— BEGIN Dataset —

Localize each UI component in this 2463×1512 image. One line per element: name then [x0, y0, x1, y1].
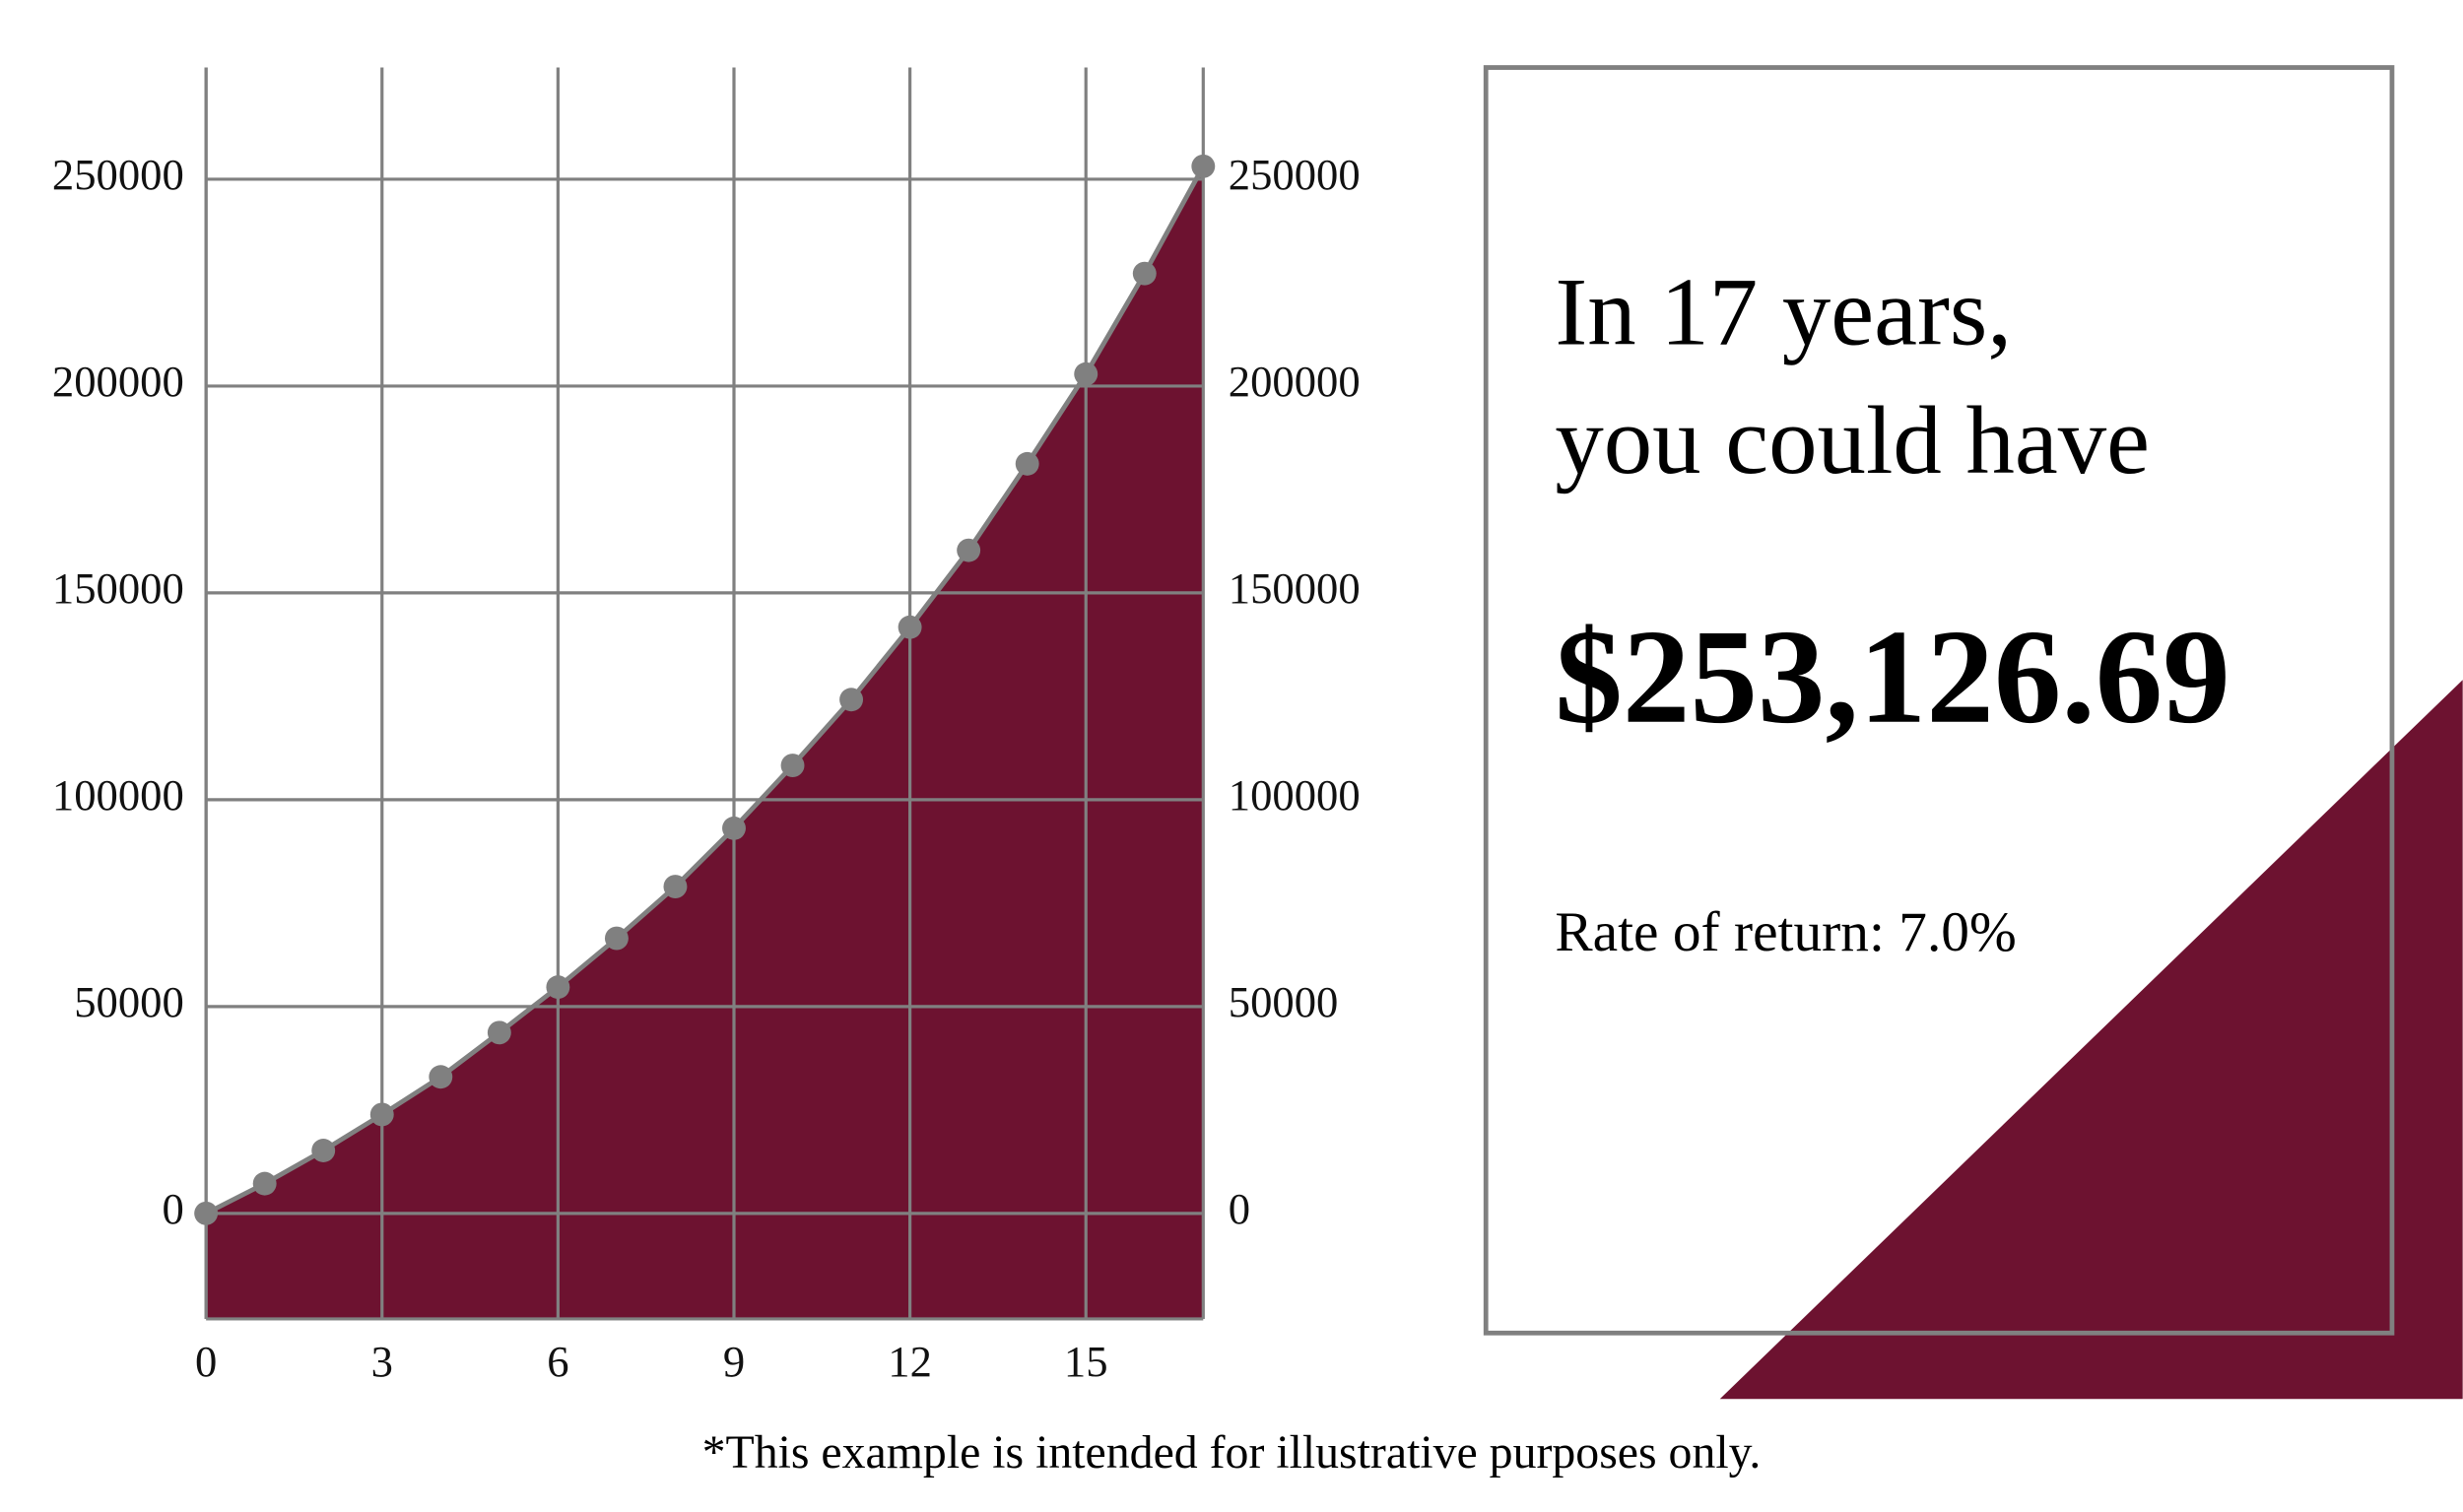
point: [604, 926, 629, 951]
point: [546, 975, 570, 1000]
y-tick-label: 0: [163, 1184, 184, 1233]
point: [957, 538, 981, 562]
area: [206, 165, 1204, 1319]
point: [898, 615, 922, 639]
point: [487, 1020, 511, 1045]
x-tick-label: 3: [371, 1337, 393, 1386]
panel-heading: you could have: [1555, 387, 2150, 494]
plot-area: 0 0 50000 50000 100000 100000 150000 150000 2000…: [52, 67, 1361, 1386]
point: [839, 688, 864, 712]
point: [369, 1102, 394, 1127]
y-tick-label: 250000: [52, 150, 184, 199]
y2-tick-label: 100000: [1229, 770, 1361, 820]
y-tick-label: 200000: [52, 357, 184, 406]
panel-heading: In 17 years,: [1555, 258, 2012, 365]
point: [1074, 362, 1098, 386]
x-tick-label: 9: [723, 1337, 745, 1386]
footnote: *This example is intended for illustrati…: [702, 1426, 1762, 1479]
panel-rate: Rate of return: 7.0%: [1555, 901, 2016, 963]
y2-tick-label: 150000: [1229, 563, 1361, 613]
point: [780, 754, 805, 777]
point: [1191, 154, 1216, 178]
point: [1015, 451, 1039, 476]
x-tick-label: 15: [1064, 1337, 1108, 1386]
point: [252, 1171, 277, 1196]
point: [722, 816, 746, 840]
x-tick-label: 0: [195, 1337, 217, 1386]
point: [663, 875, 688, 899]
point: [311, 1139, 336, 1162]
y2-tick-label: 250000: [1229, 150, 1361, 199]
decor-triangle: [1719, 680, 2463, 1400]
panel-amount: $253,126.69: [1555, 602, 2230, 752]
y2-tick-label: 50000: [1229, 977, 1339, 1026]
y-tick-label: 100000: [52, 770, 184, 820]
result-panel: [1483, 65, 2395, 1336]
point: [429, 1065, 453, 1089]
x-tick-label: 6: [547, 1337, 568, 1386]
y2-tick-label: 0: [1229, 1184, 1250, 1233]
y-tick-label: 150000: [52, 563, 184, 613]
point: [1132, 261, 1157, 286]
x-tick-label: 12: [888, 1337, 932, 1386]
point: [194, 1201, 219, 1225]
y2-tick-label: 200000: [1229, 357, 1361, 406]
y-tick-label: 50000: [74, 977, 184, 1026]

— END Dataset —

# Given request
Rewrite the items above with "point" renamed to "data-point" wherever it appears, changing nothing else, and leave the pictures out.

# Exercise solution
Localize each UI component in this 2463×1512 image. One line per element: name then [x0, y0, x1, y1].
data-point: [604, 926, 629, 951]
data-point: [546, 975, 570, 1000]
y-tick-label: 0: [163, 1184, 184, 1233]
data-point: [957, 538, 981, 562]
area: [206, 165, 1204, 1319]
data-point: [898, 615, 922, 639]
data-point: [487, 1020, 511, 1045]
x-tick-label: 3: [371, 1337, 393, 1386]
panel-heading: you could have: [1555, 387, 2150, 494]
plot-area: 0 0 50000 50000 100000 100000 150000 150000 2000…: [52, 67, 1361, 1386]
data-point: [839, 688, 864, 712]
data-point: [369, 1102, 394, 1127]
y-tick-label: 250000: [52, 150, 184, 199]
y2-tick-label: 100000: [1229, 770, 1361, 820]
y-tick-label: 200000: [52, 357, 184, 406]
panel-heading: In 17 years,: [1555, 258, 2012, 365]
data-point: [1074, 362, 1098, 386]
x-tick-label: 9: [723, 1337, 745, 1386]
footnote: *This example is intended for illustrati…: [702, 1426, 1762, 1479]
panel-rate: Rate of return: 7.0%: [1555, 901, 2016, 963]
y2-tick-label: 150000: [1229, 563, 1361, 613]
data-point: [780, 754, 805, 777]
data-point: [1191, 154, 1216, 178]
data-point: [1015, 451, 1039, 476]
x-tick-label: 15: [1064, 1337, 1108, 1386]
data-point: [252, 1171, 277, 1196]
data-point: [722, 816, 746, 840]
x-tick-label: 0: [195, 1337, 217, 1386]
data-point: [663, 875, 688, 899]
data-point: [311, 1139, 336, 1162]
y2-tick-label: 250000: [1229, 150, 1361, 199]
decor-triangle: [1719, 680, 2463, 1400]
panel-amount: $253,126.69: [1555, 602, 2230, 752]
y2-tick-label: 50000: [1229, 977, 1339, 1026]
y-tick-label: 100000: [52, 770, 184, 820]
result-panel: [1483, 65, 2395, 1336]
data-point: [429, 1065, 453, 1089]
x-tick-label: 6: [547, 1337, 568, 1386]
y2-tick-label: 0: [1229, 1184, 1250, 1233]
y-tick-label: 150000: [52, 563, 184, 613]
data-point: [1132, 261, 1157, 286]
x-tick-label: 12: [888, 1337, 932, 1386]
data-point: [194, 1201, 219, 1225]
y2-tick-label: 200000: [1229, 357, 1361, 406]
y-tick-label: 50000: [74, 977, 184, 1026]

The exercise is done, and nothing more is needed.